KUTIPAN HALAMAN -
>>

Ketua Umum Asosiasi Pertekstilan Indonesia (API) Jemmy Kartiwa Sastraatmaja mengatakan popluasi indonesia yang besar dijadikan sasaran pangsa pasar ekspor tekstil dunia, misalnya dari Cina, Bangladesh, dan Vietnam. Pada saat yang bersamaan, pasar Indonesia masih berorientasi pada produk murah atau mementingka barang yang murah.
"Jadi bisa dibayangkan Cina, Vietnam, dan Bangladesh yang menjadi produsen tekstil dunia, kalau barang sisanya saja 3 persen dari jumlah produks dikirim ke Indonesia, maka industri kita akan seperti apa," ujar Jemmy.

<<

BARIS TERSEDIA -
>>

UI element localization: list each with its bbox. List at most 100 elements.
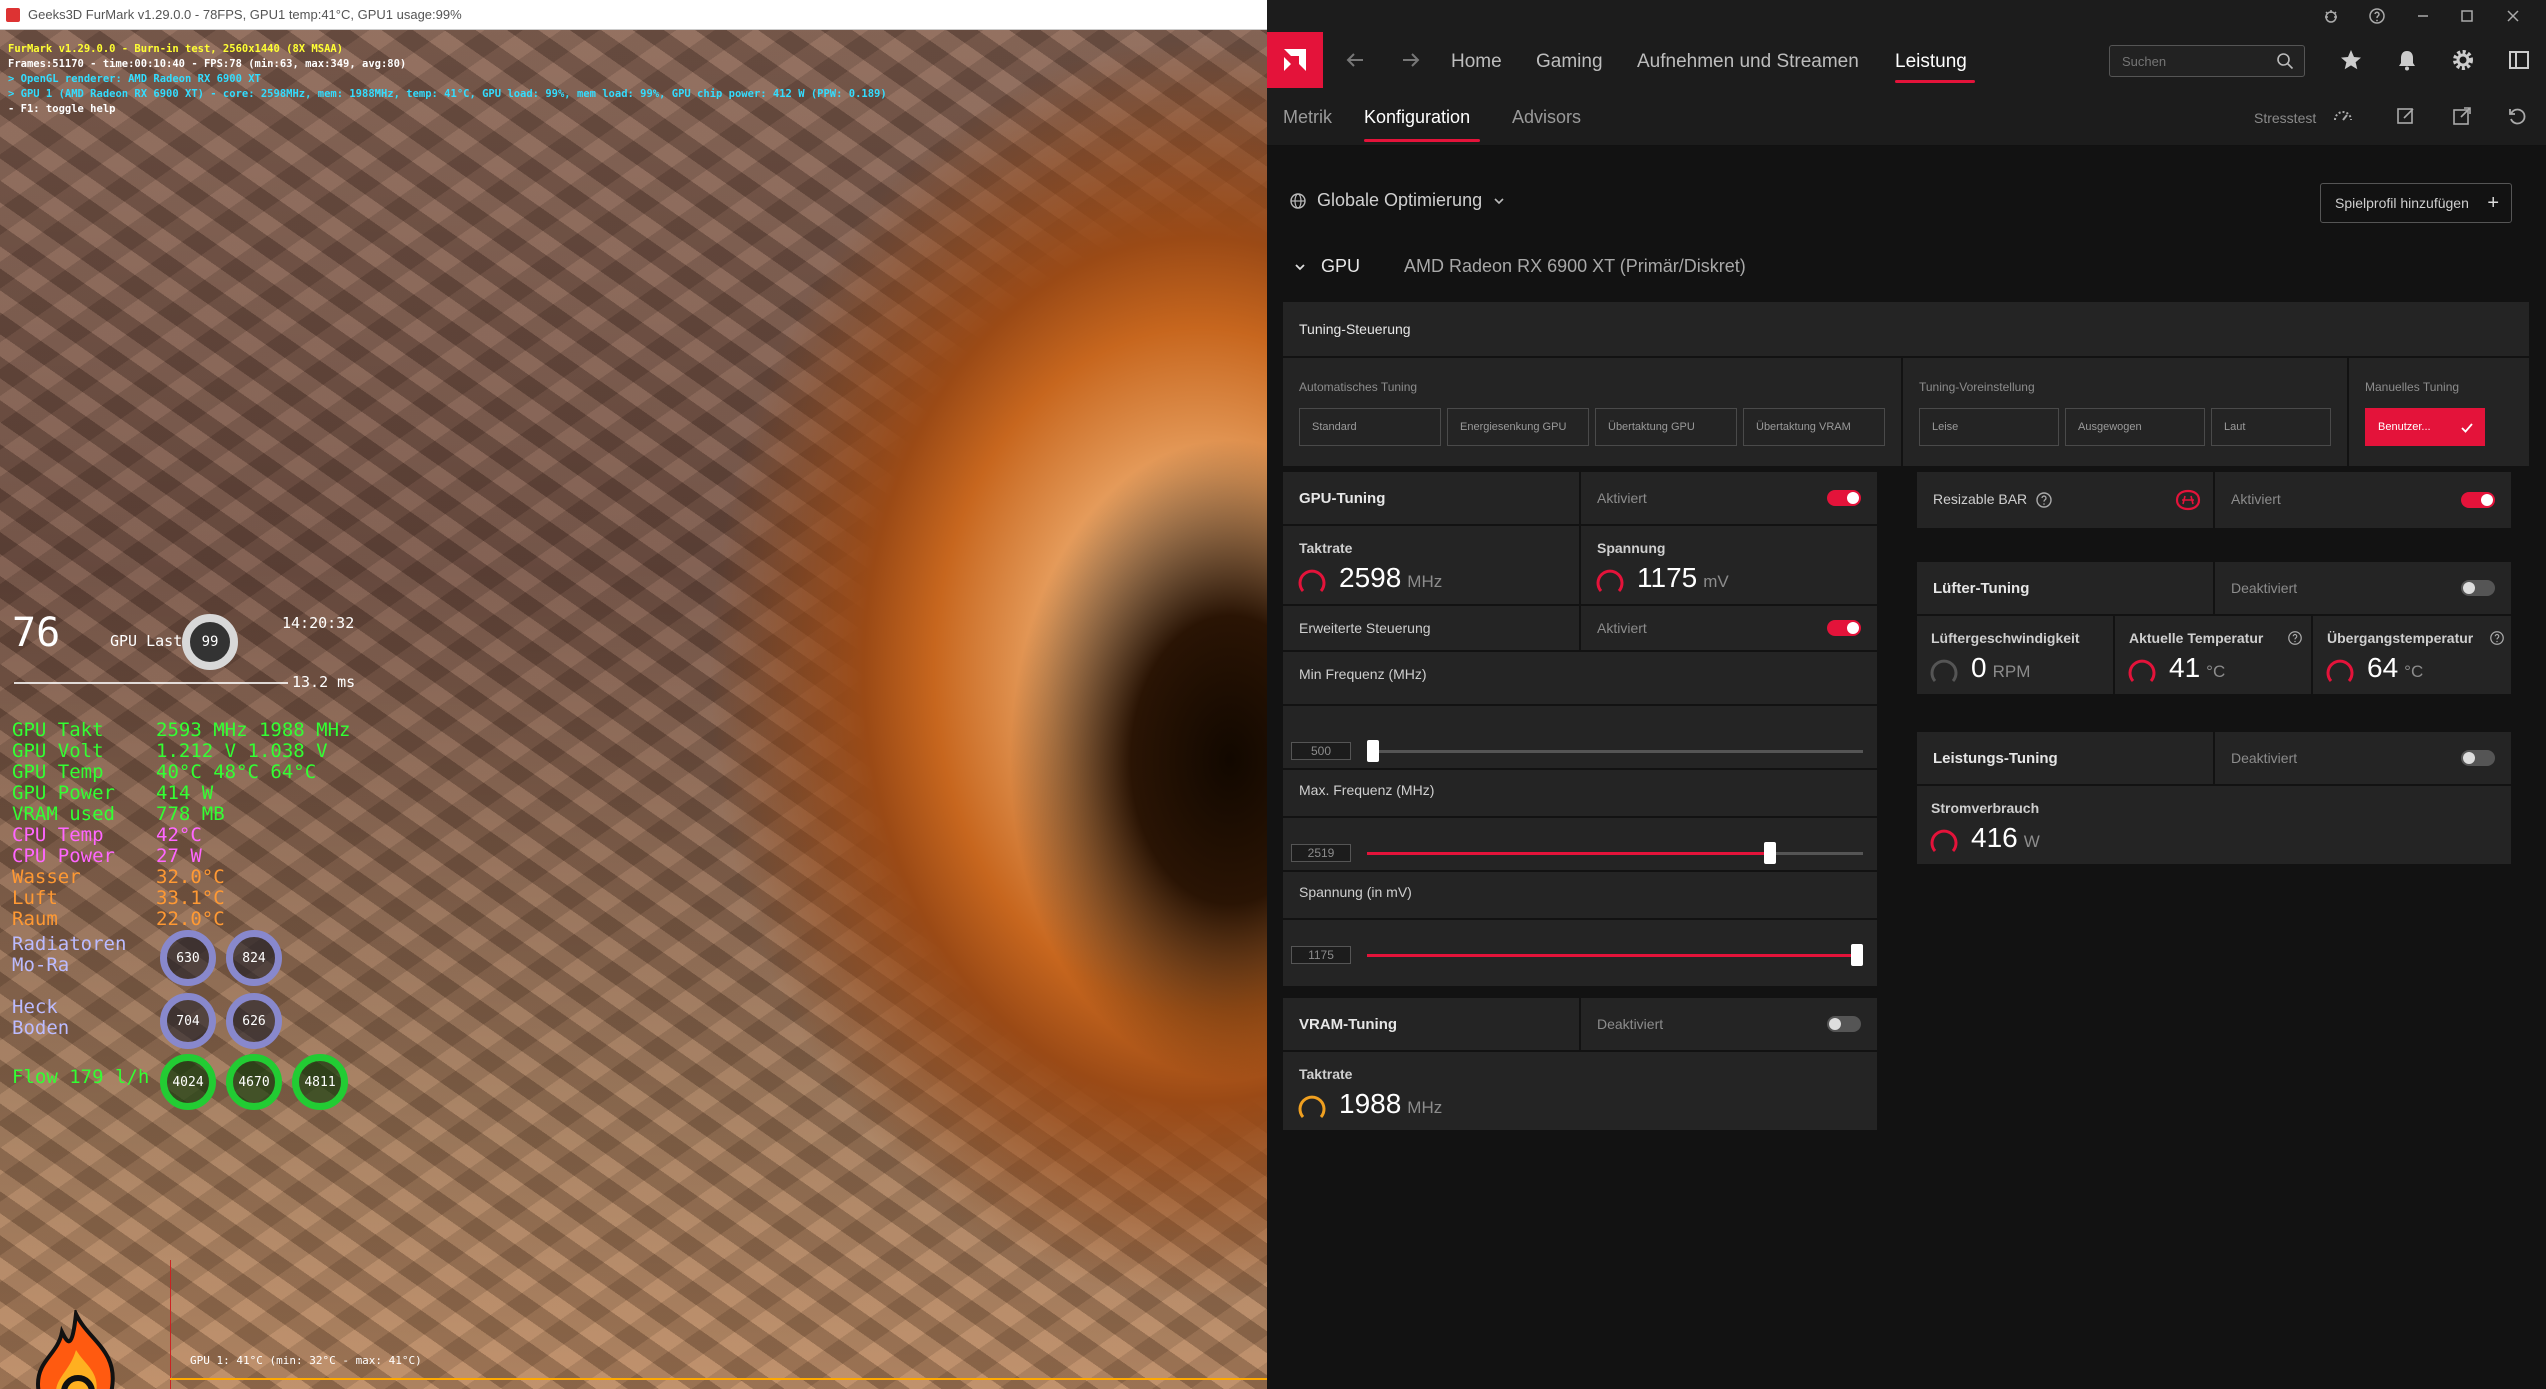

<<
>>

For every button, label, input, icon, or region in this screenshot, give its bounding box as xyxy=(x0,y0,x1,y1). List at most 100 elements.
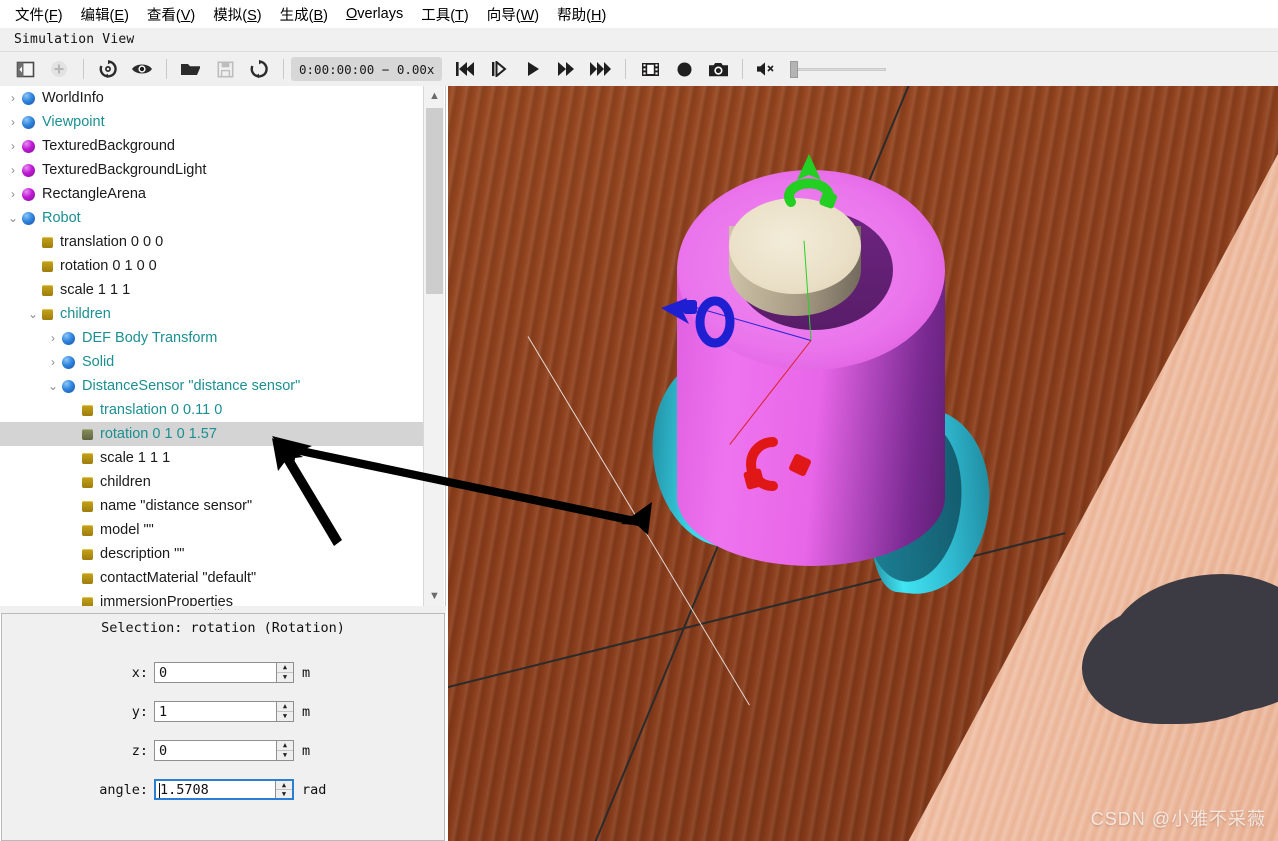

<<

SOAL SINGKAT 1 - Dalam kutipan tentang pasar tekstil Indonesia, negara mana saja yang disebut Jemmy sebagai produsen tekstil dunia?
SOAL SINGKAT 2 - Buat ringkasan dua kalimat dari kutipan tentang pasar tekstil Indonesia.
SOAL SINGKAT 3 - Teruskan kutipan tentang ancaman ekspor tekstil asing bagi industri Indonesia mulai dari kalimat terakhirnya.

JAWABAN BENAR 1 - Cina, Vietnam, dan Bangladesh.

JAWABAN BENAR 2 - Ketua Umum API Jemmy Kartiwa Sastraatmaja mengatakan populasi Indonesia yang besar menjadi sasaran pasar ekspor tekstil dari negara seperti Cina, Bangladesh, dan Vietnam, sementara pasar Indonesia masih berorientasi pada produk murah. Ia mempertanyakan nasib industri tekstil dalam negeri jika sisa produksi sebesar 3 persen saja dari negara-negara produsen itu dikirim ke Indonesia.

JAWABAN BENAR 3 -
Jemmy berharap ada regulasi yang bisa menekan potensi importasi tekstil dan produk tekstil. Menurut dia, kalau industri dalam negeri yang merupakan padat karya itu kolaps, maka peningkatan jumlah pengangguran tidak bisa dibendung. Tak hanya itu, industri tekstil juga berkaitan erat dengan pelaku IKM. "Kalau industri tekstil banjir impor, bukan hanya industri tetapi juga IKM juga terdampak," kata dia.
Koordinator Jaksa Agung Muda Bidang Tindak Pidana Khusus Kejaksaan Agung Rudi Margono mengatakan masih ada celah untuk melakukan importasi ilegal. Menurut dia, modus yang paling umum adalah impor yang melebihi kuota dari yang ditetapkan.
Dia mengatakan Batam dan Surabaya masih menjadi pintu utama datangnya tekstil ilegal. "Dokumen dimanipulasi. Isi jumlah kontainer beda dengan dokumen. Ada kongkalikong dengan penerima," kata dia.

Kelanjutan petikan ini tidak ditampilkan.